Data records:
########

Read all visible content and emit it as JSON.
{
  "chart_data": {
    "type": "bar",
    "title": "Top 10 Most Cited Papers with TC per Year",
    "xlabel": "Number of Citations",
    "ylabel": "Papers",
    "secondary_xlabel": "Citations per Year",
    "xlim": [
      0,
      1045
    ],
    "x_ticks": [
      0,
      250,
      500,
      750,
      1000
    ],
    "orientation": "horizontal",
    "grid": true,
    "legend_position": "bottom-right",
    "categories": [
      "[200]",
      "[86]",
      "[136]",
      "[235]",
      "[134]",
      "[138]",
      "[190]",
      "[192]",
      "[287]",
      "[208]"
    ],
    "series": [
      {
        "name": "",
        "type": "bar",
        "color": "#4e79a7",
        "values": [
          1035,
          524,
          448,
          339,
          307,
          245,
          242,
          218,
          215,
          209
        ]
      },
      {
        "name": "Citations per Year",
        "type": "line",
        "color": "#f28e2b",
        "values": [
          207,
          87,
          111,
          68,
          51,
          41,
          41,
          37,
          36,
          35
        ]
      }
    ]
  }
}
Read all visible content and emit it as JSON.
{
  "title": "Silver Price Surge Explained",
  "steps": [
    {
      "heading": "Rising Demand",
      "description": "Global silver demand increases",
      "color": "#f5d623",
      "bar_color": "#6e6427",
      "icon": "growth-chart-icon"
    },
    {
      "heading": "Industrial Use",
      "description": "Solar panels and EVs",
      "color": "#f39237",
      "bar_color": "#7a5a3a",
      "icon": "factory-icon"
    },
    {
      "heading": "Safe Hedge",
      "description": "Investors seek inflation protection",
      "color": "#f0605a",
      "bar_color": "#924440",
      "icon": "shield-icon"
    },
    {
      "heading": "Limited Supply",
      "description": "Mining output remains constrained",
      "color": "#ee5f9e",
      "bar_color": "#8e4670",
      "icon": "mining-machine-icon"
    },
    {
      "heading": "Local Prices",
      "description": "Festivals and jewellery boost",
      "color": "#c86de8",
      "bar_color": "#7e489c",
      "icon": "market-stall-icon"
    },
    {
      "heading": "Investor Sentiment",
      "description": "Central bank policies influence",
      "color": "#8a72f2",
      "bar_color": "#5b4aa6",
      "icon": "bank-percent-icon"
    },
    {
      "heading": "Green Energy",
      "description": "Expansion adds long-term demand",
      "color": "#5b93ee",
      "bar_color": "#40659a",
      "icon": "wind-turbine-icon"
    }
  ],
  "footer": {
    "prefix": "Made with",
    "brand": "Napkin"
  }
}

########

▶ **Instructions to follow**: Search the records for the string "description" and return every line in which it occurs.

▶ **Exercise solution**:
      "description": "Global silver demand increases",
      "description": "Solar panels and EVs",
      "description": "Investors seek inflation protection",
      "description": "Mining output remains constrained",
      "description": "Festivals and jewellery boost",
      "description": "Central bank policies influence",
      "description": "Expansion adds long-term demand",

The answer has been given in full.